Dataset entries
===

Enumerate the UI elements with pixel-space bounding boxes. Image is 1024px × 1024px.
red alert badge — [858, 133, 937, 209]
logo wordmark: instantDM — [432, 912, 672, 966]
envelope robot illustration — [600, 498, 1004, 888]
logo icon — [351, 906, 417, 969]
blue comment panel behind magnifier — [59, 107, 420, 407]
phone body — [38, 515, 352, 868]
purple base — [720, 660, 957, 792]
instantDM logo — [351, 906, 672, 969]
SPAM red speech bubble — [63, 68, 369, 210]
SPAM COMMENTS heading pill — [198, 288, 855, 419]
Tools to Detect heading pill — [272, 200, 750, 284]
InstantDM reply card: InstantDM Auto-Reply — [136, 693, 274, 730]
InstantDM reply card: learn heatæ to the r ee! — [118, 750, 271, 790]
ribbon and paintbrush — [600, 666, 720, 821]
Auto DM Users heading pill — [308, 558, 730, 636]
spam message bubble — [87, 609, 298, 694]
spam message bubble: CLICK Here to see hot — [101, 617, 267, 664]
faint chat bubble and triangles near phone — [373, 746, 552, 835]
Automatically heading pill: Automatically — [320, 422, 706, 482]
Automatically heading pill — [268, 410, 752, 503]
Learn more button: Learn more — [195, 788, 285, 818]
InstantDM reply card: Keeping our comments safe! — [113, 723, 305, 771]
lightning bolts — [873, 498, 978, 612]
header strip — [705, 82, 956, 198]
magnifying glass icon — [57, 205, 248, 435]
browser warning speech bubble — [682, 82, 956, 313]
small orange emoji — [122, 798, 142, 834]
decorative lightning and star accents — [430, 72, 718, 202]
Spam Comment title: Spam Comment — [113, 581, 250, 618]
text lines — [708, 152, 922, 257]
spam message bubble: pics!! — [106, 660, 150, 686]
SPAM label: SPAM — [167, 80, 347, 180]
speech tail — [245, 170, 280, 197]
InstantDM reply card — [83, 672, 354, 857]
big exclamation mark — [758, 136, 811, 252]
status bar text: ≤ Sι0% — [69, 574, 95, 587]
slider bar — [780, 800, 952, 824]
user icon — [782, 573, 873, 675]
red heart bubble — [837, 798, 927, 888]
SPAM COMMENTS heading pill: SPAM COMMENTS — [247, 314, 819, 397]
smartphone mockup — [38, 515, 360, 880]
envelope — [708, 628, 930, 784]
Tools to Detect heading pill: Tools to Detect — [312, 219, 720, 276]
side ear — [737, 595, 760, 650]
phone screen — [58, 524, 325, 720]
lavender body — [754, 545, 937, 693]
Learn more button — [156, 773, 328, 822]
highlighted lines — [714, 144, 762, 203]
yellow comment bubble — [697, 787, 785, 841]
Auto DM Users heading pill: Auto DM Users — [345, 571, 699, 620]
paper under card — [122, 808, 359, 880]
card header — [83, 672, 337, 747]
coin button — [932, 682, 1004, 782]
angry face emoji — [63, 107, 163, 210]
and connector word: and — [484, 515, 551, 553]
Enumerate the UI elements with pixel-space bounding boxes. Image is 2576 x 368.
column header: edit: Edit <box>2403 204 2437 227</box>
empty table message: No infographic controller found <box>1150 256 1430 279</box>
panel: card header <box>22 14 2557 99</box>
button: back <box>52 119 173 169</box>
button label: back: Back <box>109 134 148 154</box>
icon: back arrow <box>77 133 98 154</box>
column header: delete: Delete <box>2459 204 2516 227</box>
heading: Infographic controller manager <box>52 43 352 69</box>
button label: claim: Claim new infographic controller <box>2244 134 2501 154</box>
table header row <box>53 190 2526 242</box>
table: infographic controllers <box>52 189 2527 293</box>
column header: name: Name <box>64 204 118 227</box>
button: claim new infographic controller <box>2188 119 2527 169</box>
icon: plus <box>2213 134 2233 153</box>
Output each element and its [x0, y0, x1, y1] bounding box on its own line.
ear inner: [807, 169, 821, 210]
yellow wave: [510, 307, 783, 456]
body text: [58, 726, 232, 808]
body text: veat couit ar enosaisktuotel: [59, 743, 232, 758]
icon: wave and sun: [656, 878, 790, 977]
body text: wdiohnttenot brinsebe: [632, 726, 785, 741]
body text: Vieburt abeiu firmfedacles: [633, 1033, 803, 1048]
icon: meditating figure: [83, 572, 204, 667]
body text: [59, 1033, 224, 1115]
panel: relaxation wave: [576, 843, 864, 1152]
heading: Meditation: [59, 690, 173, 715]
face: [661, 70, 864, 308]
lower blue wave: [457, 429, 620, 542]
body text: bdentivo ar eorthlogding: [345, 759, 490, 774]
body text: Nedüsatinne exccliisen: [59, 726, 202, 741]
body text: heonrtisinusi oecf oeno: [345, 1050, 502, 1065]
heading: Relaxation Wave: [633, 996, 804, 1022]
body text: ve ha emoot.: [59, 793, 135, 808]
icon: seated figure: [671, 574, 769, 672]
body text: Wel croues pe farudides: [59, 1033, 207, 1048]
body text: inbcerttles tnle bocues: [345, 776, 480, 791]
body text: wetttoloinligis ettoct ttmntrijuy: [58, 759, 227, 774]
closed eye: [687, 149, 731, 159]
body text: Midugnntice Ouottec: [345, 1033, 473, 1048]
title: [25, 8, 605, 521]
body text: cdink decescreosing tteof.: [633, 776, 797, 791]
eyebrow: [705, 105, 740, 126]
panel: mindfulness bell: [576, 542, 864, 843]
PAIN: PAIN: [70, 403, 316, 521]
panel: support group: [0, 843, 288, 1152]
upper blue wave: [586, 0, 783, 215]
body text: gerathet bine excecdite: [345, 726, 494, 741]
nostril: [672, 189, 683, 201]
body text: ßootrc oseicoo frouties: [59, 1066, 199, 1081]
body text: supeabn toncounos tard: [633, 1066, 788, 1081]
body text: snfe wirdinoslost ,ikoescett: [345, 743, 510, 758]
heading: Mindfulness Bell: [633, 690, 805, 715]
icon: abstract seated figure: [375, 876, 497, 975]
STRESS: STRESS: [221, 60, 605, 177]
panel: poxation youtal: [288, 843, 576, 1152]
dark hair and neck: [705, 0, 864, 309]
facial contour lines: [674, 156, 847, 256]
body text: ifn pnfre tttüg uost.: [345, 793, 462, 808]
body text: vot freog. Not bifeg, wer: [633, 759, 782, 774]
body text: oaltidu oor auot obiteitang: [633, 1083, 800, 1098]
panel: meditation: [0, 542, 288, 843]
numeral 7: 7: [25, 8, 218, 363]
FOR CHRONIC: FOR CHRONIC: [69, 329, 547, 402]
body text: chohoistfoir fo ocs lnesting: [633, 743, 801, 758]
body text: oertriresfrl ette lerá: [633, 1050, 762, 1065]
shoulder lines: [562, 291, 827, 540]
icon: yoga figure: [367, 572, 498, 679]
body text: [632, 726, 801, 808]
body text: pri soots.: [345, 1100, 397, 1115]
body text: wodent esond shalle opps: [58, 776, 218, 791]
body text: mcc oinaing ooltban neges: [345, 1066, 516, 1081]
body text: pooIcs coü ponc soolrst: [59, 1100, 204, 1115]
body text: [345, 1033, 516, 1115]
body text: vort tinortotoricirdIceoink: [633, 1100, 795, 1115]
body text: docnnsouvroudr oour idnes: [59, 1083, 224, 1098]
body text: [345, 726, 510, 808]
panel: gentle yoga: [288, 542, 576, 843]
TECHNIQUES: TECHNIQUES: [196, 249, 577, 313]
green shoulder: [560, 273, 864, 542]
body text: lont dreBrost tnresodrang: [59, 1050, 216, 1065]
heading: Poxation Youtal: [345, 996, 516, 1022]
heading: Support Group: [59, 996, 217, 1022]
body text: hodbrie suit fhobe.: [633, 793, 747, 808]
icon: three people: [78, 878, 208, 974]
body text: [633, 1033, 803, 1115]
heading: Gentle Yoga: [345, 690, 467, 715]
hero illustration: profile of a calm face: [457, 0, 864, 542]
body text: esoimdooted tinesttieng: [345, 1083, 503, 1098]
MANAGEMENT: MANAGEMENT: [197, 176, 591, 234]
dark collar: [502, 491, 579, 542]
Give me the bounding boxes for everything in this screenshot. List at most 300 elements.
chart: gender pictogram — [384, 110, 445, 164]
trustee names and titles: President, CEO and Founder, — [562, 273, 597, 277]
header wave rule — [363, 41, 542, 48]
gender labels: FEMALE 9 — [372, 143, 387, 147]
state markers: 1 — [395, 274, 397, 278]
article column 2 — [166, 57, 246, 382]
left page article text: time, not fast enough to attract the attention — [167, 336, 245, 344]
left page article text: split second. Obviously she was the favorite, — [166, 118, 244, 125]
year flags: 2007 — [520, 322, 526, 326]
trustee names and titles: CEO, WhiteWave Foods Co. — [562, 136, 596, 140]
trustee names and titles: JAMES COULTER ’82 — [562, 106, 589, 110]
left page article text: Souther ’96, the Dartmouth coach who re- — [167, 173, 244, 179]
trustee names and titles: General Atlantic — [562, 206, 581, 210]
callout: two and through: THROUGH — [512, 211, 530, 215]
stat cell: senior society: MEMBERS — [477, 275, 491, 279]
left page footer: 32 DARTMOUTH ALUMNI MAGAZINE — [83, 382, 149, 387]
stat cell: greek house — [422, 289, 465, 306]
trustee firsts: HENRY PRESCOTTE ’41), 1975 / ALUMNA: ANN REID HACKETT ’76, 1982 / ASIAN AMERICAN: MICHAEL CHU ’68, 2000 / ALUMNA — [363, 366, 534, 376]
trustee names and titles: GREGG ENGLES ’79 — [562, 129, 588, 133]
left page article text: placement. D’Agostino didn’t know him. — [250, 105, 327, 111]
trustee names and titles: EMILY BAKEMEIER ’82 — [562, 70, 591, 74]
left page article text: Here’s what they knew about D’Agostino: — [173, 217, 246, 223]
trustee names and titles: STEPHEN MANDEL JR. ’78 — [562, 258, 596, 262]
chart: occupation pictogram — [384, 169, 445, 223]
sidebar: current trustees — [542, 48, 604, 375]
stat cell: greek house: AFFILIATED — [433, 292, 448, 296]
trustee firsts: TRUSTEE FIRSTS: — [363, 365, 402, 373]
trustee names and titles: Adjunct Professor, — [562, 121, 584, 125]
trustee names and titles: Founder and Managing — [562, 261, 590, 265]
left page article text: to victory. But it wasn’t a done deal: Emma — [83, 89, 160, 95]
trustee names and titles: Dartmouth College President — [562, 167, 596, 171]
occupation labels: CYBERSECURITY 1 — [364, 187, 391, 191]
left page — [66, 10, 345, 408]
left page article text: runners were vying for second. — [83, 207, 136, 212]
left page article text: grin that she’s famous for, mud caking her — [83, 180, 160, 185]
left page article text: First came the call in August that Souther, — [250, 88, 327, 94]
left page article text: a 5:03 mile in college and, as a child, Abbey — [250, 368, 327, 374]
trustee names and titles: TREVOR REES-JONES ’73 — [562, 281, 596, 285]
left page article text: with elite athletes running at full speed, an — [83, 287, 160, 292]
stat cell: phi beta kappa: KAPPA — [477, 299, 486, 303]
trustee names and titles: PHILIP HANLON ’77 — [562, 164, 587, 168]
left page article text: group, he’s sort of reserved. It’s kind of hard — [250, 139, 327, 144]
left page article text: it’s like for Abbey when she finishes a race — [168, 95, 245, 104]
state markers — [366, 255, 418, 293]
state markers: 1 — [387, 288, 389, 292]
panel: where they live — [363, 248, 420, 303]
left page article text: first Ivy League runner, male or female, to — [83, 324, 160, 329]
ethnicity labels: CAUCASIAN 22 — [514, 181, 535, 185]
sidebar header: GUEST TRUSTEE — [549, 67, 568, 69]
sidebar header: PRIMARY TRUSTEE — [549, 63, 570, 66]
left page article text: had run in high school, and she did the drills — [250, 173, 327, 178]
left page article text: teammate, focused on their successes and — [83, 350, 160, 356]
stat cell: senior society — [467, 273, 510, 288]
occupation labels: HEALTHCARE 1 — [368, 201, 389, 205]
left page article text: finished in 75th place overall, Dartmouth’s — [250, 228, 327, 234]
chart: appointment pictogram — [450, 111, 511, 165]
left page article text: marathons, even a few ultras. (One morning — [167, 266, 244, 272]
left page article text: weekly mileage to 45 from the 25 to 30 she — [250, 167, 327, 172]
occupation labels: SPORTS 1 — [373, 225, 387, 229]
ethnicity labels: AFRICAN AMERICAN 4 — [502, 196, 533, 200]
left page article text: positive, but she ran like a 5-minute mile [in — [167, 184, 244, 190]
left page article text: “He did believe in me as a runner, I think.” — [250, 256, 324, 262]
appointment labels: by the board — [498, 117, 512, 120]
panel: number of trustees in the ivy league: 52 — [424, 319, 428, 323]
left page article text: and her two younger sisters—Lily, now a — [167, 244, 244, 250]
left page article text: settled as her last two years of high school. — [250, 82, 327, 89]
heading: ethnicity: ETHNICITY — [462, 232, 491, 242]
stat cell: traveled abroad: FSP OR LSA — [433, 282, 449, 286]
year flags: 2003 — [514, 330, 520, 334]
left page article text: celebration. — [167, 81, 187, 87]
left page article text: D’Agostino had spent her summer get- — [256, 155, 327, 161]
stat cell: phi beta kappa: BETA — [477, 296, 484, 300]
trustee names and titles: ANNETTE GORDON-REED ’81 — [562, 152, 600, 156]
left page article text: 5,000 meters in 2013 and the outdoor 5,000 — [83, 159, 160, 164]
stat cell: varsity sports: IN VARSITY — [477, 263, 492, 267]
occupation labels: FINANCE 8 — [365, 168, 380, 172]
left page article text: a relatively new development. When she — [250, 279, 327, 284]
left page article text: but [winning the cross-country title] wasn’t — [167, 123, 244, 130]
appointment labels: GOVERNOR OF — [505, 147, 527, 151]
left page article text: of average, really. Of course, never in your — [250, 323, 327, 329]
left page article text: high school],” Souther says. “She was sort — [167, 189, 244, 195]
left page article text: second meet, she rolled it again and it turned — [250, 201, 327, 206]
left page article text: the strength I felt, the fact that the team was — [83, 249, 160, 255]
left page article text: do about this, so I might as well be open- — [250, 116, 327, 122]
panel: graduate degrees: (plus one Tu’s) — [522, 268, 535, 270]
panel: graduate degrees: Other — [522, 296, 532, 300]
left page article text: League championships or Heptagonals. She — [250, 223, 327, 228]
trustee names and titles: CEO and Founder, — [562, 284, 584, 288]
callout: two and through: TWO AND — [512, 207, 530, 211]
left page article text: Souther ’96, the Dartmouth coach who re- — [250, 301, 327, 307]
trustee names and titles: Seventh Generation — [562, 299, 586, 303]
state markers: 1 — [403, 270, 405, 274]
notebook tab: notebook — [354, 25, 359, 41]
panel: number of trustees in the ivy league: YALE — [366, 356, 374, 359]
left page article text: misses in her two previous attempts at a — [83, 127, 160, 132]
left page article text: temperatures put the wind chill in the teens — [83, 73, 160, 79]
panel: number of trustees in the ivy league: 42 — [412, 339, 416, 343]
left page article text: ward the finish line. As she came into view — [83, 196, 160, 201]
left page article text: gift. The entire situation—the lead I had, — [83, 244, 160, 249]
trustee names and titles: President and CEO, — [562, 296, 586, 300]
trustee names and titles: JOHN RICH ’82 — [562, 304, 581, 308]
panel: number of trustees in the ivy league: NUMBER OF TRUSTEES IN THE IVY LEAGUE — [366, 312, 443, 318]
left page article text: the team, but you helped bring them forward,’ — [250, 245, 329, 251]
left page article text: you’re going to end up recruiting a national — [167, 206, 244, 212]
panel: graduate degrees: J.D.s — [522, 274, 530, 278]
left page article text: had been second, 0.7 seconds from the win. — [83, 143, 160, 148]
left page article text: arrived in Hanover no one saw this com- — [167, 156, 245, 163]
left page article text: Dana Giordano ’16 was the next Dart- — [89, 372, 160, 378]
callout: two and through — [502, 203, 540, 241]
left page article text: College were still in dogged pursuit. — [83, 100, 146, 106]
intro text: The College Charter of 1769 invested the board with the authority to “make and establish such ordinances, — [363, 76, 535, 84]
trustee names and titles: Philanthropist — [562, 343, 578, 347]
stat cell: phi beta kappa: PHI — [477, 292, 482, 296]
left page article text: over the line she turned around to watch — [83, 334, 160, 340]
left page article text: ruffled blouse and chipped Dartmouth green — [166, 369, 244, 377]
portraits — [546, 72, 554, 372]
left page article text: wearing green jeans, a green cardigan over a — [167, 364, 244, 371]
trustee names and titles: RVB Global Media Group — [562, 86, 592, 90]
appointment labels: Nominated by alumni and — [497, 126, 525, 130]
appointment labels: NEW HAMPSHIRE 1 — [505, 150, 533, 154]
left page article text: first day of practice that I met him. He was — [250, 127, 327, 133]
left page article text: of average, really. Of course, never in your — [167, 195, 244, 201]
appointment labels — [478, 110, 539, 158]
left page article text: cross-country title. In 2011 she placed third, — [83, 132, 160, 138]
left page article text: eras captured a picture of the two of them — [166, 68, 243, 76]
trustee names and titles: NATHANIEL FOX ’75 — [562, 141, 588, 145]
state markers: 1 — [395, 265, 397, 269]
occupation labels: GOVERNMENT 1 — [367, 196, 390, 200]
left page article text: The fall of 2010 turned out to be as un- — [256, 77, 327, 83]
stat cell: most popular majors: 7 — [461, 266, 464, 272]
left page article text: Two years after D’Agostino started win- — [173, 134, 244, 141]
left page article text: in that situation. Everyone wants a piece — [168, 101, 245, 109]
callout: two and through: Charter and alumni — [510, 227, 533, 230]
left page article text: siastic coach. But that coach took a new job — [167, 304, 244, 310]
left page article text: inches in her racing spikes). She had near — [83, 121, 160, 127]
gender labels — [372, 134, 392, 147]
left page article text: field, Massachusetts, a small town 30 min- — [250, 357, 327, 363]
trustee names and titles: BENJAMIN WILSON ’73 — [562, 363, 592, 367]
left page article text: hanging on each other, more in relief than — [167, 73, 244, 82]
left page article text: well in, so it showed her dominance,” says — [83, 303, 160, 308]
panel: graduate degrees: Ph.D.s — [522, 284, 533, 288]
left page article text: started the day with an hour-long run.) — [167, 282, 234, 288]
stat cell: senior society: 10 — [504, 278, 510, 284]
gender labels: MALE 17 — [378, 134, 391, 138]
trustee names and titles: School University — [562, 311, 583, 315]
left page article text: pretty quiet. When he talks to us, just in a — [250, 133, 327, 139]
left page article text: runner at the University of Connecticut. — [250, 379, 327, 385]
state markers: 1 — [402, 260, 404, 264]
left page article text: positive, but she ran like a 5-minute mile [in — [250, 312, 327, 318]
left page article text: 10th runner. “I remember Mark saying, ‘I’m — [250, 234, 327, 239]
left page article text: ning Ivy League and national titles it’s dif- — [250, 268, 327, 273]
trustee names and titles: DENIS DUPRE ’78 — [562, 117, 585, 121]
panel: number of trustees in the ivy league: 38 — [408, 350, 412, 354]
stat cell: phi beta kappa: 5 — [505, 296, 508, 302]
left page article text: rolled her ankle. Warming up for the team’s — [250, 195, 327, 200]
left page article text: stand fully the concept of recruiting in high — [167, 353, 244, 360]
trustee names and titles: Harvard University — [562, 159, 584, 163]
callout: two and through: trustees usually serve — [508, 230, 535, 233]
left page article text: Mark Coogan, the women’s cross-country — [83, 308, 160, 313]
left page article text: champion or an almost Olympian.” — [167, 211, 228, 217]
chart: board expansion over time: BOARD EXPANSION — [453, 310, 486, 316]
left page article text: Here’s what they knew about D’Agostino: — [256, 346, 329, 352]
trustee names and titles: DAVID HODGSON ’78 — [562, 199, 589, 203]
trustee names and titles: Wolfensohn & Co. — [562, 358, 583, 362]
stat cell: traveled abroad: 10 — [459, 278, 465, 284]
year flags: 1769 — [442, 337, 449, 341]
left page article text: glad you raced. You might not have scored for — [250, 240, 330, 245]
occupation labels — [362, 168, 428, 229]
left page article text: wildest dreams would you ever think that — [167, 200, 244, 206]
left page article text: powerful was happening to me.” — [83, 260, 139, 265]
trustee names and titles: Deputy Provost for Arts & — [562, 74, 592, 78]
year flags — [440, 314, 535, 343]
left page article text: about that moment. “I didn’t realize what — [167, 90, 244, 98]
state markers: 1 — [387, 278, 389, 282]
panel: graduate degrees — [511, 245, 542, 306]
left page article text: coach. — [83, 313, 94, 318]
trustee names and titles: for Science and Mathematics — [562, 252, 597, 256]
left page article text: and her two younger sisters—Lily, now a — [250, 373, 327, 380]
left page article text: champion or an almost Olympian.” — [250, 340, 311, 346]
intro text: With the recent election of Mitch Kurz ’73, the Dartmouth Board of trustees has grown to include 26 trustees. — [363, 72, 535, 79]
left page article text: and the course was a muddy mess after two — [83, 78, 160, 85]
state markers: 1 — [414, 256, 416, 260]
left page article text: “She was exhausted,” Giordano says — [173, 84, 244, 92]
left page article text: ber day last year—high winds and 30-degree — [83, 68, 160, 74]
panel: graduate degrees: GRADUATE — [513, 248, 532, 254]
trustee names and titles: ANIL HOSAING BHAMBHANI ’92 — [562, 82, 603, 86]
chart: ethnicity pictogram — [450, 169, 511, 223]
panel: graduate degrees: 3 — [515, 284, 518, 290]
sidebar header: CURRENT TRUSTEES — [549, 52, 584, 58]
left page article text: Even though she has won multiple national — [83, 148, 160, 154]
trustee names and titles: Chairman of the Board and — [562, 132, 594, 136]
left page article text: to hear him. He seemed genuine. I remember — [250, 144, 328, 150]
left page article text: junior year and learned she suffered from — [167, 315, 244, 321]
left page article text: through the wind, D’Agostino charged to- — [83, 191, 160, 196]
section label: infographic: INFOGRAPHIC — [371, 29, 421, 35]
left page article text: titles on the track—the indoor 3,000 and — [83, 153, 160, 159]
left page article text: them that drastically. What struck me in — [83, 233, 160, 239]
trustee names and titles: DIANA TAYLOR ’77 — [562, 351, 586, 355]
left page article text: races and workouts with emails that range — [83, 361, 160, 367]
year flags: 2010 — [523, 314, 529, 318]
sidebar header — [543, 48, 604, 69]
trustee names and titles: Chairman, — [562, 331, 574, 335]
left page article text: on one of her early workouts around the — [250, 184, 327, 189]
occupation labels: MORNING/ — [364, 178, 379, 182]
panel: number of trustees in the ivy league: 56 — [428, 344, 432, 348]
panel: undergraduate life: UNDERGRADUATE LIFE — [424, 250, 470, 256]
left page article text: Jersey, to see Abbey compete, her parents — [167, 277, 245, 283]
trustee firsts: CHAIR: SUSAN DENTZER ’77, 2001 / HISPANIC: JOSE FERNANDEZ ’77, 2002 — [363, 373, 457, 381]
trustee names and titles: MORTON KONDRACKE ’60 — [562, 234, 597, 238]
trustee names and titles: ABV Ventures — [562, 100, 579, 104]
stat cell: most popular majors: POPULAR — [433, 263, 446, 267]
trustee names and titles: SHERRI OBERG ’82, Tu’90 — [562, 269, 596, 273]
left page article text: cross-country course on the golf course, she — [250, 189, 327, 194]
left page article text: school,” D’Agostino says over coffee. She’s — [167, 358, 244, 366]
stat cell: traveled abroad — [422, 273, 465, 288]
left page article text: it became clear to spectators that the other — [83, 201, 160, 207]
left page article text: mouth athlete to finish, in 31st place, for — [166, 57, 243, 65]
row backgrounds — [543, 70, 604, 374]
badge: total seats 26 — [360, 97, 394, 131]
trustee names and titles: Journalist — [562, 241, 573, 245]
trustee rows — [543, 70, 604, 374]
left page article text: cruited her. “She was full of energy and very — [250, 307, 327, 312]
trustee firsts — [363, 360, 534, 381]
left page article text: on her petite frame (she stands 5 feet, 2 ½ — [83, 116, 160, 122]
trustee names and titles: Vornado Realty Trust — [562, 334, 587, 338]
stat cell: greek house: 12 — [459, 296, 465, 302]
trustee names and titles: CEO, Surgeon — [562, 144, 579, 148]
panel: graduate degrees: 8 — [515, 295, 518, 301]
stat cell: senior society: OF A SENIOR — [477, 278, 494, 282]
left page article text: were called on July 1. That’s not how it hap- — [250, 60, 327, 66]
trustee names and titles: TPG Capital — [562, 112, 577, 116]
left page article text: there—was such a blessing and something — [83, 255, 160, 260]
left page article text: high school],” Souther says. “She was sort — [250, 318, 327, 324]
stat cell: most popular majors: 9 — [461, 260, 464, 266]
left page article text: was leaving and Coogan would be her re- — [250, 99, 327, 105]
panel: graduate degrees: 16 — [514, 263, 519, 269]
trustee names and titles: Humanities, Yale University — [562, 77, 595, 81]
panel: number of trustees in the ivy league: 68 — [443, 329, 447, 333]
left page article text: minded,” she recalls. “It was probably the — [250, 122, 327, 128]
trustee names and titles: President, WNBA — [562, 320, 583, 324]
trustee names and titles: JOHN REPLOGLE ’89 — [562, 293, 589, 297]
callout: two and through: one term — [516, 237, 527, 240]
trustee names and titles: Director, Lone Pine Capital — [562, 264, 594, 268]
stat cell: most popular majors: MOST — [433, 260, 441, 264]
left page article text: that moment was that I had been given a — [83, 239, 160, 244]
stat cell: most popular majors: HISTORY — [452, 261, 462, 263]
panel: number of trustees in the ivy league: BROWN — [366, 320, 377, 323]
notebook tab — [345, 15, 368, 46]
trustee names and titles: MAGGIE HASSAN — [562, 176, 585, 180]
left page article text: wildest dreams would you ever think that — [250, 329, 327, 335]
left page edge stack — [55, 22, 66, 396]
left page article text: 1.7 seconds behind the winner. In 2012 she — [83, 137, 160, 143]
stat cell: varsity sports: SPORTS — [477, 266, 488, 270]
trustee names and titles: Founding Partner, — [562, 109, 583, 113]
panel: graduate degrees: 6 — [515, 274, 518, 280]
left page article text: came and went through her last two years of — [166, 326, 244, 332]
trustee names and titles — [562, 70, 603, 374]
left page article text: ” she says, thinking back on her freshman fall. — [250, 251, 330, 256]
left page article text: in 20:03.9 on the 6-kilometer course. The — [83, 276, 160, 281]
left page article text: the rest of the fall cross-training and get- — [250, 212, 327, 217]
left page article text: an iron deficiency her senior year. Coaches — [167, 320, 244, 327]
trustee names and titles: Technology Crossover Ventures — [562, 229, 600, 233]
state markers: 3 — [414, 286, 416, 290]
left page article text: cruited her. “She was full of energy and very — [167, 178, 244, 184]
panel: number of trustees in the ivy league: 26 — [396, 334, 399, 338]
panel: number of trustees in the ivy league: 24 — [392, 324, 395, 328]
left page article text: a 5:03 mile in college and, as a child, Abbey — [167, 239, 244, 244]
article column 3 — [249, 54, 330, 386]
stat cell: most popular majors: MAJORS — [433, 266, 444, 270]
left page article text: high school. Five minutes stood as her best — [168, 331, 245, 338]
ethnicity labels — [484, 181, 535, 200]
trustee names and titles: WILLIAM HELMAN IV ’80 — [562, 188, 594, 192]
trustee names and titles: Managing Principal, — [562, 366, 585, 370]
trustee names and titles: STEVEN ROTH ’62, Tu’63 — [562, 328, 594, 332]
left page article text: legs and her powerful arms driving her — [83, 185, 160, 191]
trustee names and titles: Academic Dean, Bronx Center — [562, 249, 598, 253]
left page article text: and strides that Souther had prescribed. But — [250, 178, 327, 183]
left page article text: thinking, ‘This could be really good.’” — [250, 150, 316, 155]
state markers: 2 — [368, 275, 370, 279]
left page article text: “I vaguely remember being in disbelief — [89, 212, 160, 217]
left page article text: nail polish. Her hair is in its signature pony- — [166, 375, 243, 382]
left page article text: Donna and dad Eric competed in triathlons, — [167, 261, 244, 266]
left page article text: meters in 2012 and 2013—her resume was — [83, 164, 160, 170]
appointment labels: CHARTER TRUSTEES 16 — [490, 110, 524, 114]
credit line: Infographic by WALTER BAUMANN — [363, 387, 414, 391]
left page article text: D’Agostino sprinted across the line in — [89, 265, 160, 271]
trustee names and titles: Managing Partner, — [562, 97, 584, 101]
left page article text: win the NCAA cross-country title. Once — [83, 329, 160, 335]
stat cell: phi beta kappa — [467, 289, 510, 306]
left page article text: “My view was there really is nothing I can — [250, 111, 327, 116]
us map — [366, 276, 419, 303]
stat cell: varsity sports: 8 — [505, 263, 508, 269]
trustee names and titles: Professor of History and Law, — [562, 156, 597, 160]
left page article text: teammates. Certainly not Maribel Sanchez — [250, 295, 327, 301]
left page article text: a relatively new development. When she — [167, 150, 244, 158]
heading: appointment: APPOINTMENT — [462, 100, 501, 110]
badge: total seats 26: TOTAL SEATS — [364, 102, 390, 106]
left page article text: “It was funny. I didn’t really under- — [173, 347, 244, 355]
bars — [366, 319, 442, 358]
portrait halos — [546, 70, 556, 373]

===

Pull out the lines of the records from the beginning up to and including the line containing "instantDM logo — [351, 906, 672, 969]", and reproduce them word for word.

Output of the exercise:
Enumerate the UI elements with pixel-space bounding boxes. Image is 1024px × 1024px.
red alert badge — [858, 133, 937, 209]
logo wordmark: instantDM — [432, 912, 672, 966]
envelope robot illustration — [600, 498, 1004, 888]
logo icon — [351, 906, 417, 969]
blue comment panel behind magnifier — [59, 107, 420, 407]
phone body — [38, 515, 352, 868]
purple base — [720, 660, 957, 792]
instantDM logo — [351, 906, 672, 969]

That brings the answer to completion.